_WHAT YOU WILL DO:_
Copy out all the lines in the records that include the word "доступности".

□ □ □ □ □

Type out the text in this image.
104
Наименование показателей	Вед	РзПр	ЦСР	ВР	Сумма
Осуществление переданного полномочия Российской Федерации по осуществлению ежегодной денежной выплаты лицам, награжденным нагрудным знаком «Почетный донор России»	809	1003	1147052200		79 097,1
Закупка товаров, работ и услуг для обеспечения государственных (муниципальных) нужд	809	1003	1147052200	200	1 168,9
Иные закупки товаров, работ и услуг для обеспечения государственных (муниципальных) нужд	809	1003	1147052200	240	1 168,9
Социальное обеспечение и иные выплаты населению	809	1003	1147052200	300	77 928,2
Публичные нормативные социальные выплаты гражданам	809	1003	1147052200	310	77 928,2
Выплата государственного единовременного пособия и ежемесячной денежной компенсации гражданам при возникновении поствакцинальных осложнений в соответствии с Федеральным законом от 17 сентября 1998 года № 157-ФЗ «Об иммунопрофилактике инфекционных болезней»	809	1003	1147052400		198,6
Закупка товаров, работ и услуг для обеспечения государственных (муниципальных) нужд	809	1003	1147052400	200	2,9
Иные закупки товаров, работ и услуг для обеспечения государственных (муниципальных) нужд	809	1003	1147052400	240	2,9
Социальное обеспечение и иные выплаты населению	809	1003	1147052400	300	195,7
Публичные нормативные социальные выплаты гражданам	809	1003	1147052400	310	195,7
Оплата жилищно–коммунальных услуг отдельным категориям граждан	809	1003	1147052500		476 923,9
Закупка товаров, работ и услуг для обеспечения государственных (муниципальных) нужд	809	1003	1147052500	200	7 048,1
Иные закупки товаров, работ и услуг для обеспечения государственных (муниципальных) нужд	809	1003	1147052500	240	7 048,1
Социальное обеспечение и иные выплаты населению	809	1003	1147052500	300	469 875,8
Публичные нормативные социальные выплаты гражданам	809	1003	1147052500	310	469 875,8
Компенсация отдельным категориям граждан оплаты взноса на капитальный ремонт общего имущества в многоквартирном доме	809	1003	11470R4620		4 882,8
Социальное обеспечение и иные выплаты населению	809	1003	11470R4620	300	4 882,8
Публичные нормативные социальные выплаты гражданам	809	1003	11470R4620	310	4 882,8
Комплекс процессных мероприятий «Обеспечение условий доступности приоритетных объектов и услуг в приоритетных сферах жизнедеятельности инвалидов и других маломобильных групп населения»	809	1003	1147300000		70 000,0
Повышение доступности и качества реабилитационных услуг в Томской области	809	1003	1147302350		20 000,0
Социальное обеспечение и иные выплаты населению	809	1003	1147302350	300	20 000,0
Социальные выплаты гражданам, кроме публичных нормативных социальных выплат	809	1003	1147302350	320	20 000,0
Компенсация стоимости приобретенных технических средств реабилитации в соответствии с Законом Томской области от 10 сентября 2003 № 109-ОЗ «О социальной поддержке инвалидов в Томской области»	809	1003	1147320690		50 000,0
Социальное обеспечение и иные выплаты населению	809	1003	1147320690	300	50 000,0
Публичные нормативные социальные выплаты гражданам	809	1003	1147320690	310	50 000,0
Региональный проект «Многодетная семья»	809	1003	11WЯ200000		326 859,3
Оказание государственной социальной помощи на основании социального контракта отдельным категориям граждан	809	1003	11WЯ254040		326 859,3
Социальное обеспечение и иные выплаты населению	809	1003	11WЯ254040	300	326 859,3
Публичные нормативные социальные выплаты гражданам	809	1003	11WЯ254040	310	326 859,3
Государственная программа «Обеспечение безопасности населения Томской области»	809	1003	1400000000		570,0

□ □ □ □ □

_OUTPUT:_
Комплекс процессных мероприятий «Обеспечение условий доступности приоритетных объектов и услуг в приоритетных сферах жизнедеятельности инвалидов и других маломобильных групп населения»	809	1003	1147300000		70 000,0
Повышение доступности и качества реабилитационных услуг в Томской области	809	1003	1147302350		20 000,0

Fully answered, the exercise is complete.